*Set exercise:* Could you transcribe the material below exactly, without leaving out a single line?

--- start Input rows ---

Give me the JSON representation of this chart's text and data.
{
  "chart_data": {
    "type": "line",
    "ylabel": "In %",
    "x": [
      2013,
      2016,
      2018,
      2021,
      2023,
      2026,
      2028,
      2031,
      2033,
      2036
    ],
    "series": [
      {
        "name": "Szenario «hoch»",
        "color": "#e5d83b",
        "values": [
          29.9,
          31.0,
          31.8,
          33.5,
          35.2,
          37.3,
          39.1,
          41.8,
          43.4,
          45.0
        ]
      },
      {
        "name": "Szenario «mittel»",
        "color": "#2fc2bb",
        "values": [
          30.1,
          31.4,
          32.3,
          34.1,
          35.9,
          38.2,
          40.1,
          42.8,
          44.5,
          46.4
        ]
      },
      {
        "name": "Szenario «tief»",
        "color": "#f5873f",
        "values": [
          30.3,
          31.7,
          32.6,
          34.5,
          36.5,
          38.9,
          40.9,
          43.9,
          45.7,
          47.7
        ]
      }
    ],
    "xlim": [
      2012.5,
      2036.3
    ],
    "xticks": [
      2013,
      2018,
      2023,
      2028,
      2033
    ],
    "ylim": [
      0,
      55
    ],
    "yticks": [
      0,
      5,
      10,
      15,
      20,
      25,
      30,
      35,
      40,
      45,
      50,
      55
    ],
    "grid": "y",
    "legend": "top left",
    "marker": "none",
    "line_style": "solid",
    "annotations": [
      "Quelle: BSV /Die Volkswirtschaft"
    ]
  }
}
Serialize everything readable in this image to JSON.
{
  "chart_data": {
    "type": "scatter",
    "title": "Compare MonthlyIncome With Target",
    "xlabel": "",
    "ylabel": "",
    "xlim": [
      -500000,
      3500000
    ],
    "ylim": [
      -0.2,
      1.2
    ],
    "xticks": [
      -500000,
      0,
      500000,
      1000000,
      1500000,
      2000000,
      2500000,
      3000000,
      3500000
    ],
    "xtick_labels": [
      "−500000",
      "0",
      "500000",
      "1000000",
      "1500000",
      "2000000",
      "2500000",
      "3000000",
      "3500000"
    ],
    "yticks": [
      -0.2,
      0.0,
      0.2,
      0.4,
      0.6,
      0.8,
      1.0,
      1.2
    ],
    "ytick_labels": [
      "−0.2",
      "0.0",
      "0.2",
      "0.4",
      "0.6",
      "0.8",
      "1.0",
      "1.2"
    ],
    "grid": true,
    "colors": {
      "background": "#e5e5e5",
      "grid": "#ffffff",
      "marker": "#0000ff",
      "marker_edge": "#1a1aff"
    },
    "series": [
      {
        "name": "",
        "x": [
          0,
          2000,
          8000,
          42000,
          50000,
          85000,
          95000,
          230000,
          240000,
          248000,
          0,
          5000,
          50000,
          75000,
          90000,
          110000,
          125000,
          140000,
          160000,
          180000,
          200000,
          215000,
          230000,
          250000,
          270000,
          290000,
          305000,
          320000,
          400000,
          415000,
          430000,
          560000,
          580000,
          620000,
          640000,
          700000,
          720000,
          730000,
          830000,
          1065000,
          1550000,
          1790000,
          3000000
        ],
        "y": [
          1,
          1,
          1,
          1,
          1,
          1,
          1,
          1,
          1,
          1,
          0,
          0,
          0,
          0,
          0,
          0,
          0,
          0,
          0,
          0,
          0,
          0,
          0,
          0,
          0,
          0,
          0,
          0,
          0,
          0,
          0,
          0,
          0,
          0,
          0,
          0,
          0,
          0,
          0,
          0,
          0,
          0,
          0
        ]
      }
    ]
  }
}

--- end Input rows ---

*Exercise output:*
Give me the JSON representation of this chart's text and data.
{
  "chart_data": {
    "type": "line",
    "ylabel": "In %",
    "x": [
      2013,
      2016,
      2018,
      2021,
      2023,
      2026,
      2028,
      2031,
      2033,
      2036
    ],
    "series": [
      {
        "name": "Szenario «hoch»",
        "color": "#e5d83b",
        "values": [
          29.9,
          31.0,
          31.8,
          33.5,
          35.2,
          37.3,
          39.1,
          41.8,
          43.4,
          45.0
        ]
      },
      {
        "name": "Szenario «mittel»",
        "color": "#2fc2bb",
        "values": [
          30.1,
          31.4,
          32.3,
          34.1,
          35.9,
          38.2,
          40.1,
          42.8,
          44.5,
          46.4
        ]
      },
      {
        "name": "Szenario «tief»",
        "color": "#f5873f",
        "values": [
          30.3,
          31.7,
          32.6,
          34.5,
          36.5,
          38.9,
          40.9,
          43.9,
          45.7,
          47.7
        ]
      }
    ],
    "xlim": [
      2012.5,
      2036.3
    ],
    "xticks": [
      2013,
      2018,
      2023,
      2028,
      2033
    ],
    "ylim": [
      0,
      55
    ],
    "yticks": [
      0,
      5,
      10,
      15,
      20,
      25,
      30,
      35,
      40,
      45,
      50,
      55
    ],
    "grid": "y",
    "legend": "top left",
    "marker": "none",
    "line_style": "solid",
    "annotations": [
      "Quelle: BSV /Die Volkswirtschaft"
    ]
  }
}
Serialize everything readable in this image to JSON.
{
  "chart_data": {
    "type": "scatter",
    "title": "Compare MonthlyIncome With Target",
    "xlabel": "",
    "ylabel": "",
    "xlim": [
      -500000,
      3500000
    ],
    "ylim": [
      -0.2,
      1.2
    ],
    "xticks": [
      -500000,
      0,
      500000,
      1000000,
      1500000,
      2000000,
      2500000,
      3000000,
      3500000
    ],
    "xtick_labels": [
      "−500000",
      "0",
      "500000",
      "1000000",
      "1500000",
      "2000000",
      "2500000",
      "3000000",
      "3500000"
    ],
    "yticks": [
      -0.2,
      0.0,
      0.2,
      0.4,
      0.6,
      0.8,
      1.0,
      1.2
    ],
    "ytick_labels": [
      "−0.2",
      "0.0",
      "0.2",
      "0.4",
      "0.6",
      "0.8",
      "1.0",
      "1.2"
    ],
    "grid": true,
    "colors": {
      "background": "#e5e5e5",
      "grid": "#ffffff",
      "marker": "#0000ff",
      "marker_edge": "#1a1aff"
    },
    "series": [
      {
        "name": "",
        "x": [
          0,
          2000,
          8000,
          42000,
          50000,
          85000,
          95000,
          230000,
          240000,
          248000,
          0,
          5000,
          50000,
          75000,
          90000,
          110000,
          125000,
          140000,
          160000,
          180000,
          200000,
          215000,
          230000,
          250000,
          270000,
          290000,
          305000,
          320000,
          400000,
          415000,
          430000,
          560000,
          580000,
          620000,
          640000,
          700000,
          720000,
          730000,
          830000,
          1065000,
          1550000,
          1790000,
          3000000
        ],
        "y": [
          1,
          1,
          1,
          1,
          1,
          1,
          1,
          1,
          1,
          1,
          0,
          0,
          0,
          0,
          0,
          0,
          0,
          0,
          0,
          0,
          0,
          0,
          0,
          0,
          0,
          0,
          0,
          0,
          0,
          0,
          0,
          0,
          0,
          0,
          0,
          0,
          0,
          0,
          0,
          0,
          0,
          0,
          0
        ]
      }
    ]
  }
}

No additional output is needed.